▸ EXERCISE: Scan the material for the word "text", and copy each line where it shows up.

--- begin MATERIAL FOR THE TASK ---

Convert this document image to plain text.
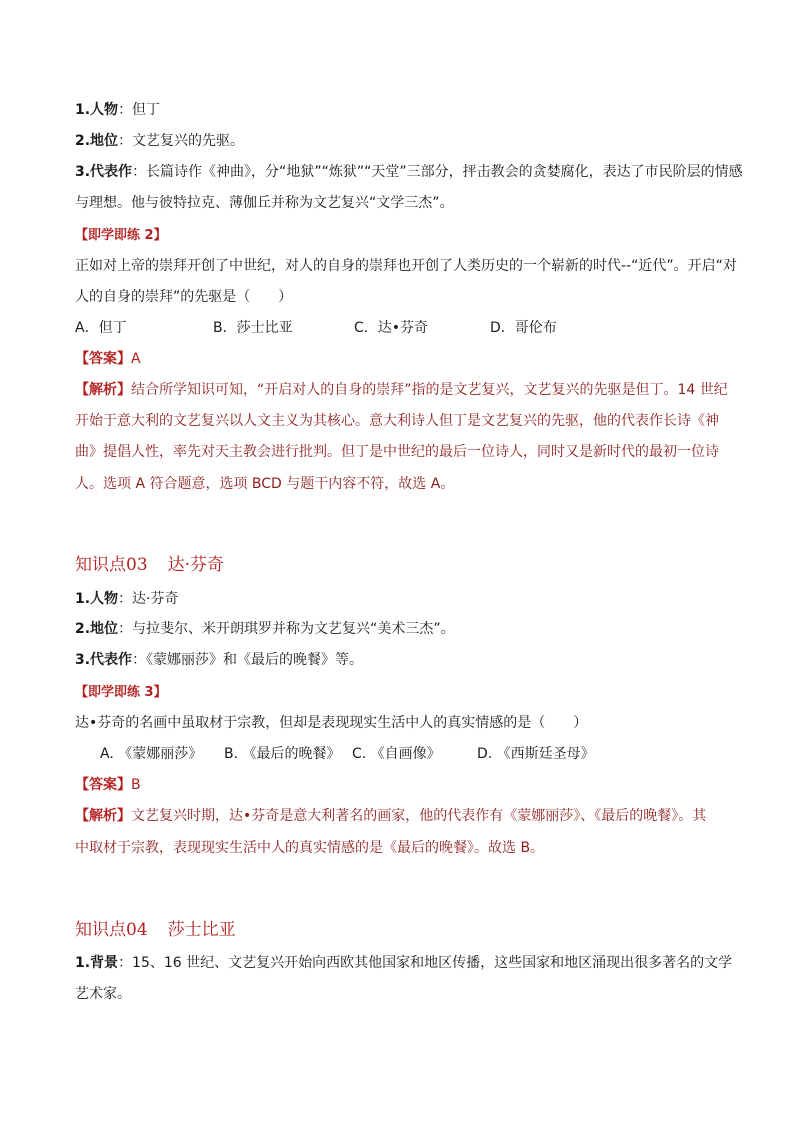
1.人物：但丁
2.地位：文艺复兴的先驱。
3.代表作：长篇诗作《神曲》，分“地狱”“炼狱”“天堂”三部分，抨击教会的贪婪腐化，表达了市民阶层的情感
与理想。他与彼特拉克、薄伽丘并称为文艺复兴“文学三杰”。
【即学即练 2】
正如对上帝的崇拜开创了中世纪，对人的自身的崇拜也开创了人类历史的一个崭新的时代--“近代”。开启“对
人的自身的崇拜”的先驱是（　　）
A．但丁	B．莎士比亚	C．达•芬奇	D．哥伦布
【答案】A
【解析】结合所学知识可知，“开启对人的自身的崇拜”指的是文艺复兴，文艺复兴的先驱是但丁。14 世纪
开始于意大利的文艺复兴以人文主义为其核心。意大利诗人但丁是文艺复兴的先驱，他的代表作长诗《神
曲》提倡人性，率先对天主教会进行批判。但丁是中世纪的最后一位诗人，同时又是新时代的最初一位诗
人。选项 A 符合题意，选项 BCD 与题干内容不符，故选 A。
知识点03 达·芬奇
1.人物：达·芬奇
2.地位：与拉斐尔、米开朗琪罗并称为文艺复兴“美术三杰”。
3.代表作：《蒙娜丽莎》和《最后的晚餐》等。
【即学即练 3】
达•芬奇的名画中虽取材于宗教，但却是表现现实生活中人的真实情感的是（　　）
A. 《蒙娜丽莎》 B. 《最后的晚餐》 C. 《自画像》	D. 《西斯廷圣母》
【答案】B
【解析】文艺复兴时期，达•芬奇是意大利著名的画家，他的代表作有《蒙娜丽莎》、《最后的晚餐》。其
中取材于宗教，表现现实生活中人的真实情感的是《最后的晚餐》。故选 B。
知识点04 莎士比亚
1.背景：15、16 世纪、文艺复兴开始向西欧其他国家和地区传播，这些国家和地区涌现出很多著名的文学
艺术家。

--- end MATERIAL FOR THE TASK ---
--- begin MATERIAL FOR THE TASK ---

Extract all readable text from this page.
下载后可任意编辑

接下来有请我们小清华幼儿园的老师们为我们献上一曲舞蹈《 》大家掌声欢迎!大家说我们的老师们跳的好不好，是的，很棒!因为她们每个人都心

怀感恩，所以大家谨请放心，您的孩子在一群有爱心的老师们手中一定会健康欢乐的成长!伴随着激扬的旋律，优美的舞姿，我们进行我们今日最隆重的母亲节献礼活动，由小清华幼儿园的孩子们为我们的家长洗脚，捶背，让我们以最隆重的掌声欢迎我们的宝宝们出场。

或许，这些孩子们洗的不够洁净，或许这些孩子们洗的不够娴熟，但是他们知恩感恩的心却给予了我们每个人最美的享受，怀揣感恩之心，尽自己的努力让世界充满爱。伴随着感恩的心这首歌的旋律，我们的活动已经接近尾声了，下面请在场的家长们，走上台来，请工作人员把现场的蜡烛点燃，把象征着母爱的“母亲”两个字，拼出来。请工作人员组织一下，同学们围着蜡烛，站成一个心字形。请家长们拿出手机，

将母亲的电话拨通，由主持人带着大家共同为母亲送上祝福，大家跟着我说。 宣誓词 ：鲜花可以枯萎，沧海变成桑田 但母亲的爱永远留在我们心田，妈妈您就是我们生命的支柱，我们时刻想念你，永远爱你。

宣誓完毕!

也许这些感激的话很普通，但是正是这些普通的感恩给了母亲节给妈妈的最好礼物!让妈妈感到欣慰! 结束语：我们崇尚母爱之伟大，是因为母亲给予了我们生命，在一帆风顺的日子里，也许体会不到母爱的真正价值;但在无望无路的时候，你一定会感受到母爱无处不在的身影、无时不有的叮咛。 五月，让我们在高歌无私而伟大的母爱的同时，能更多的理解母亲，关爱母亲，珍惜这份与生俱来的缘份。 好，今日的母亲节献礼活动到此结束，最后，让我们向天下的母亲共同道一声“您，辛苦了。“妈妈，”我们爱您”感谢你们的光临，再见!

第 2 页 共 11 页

--- end MATERIAL FOR THE TASK ---
--- begin MATERIAL FOR THE TASK ---

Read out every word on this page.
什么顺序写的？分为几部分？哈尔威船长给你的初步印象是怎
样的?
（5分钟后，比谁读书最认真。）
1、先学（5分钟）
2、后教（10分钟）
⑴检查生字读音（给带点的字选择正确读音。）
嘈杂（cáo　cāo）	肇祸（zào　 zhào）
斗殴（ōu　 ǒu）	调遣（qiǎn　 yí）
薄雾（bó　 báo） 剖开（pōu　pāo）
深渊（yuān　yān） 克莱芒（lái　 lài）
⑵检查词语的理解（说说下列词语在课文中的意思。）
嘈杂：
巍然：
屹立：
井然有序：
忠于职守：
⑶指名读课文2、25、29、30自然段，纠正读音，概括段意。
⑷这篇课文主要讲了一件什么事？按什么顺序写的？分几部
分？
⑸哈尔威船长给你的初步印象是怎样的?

--- end MATERIAL FOR THE TASK ---

▸ SOLUTION:
Convert this document image to plain text.
Extract all readable text from this page.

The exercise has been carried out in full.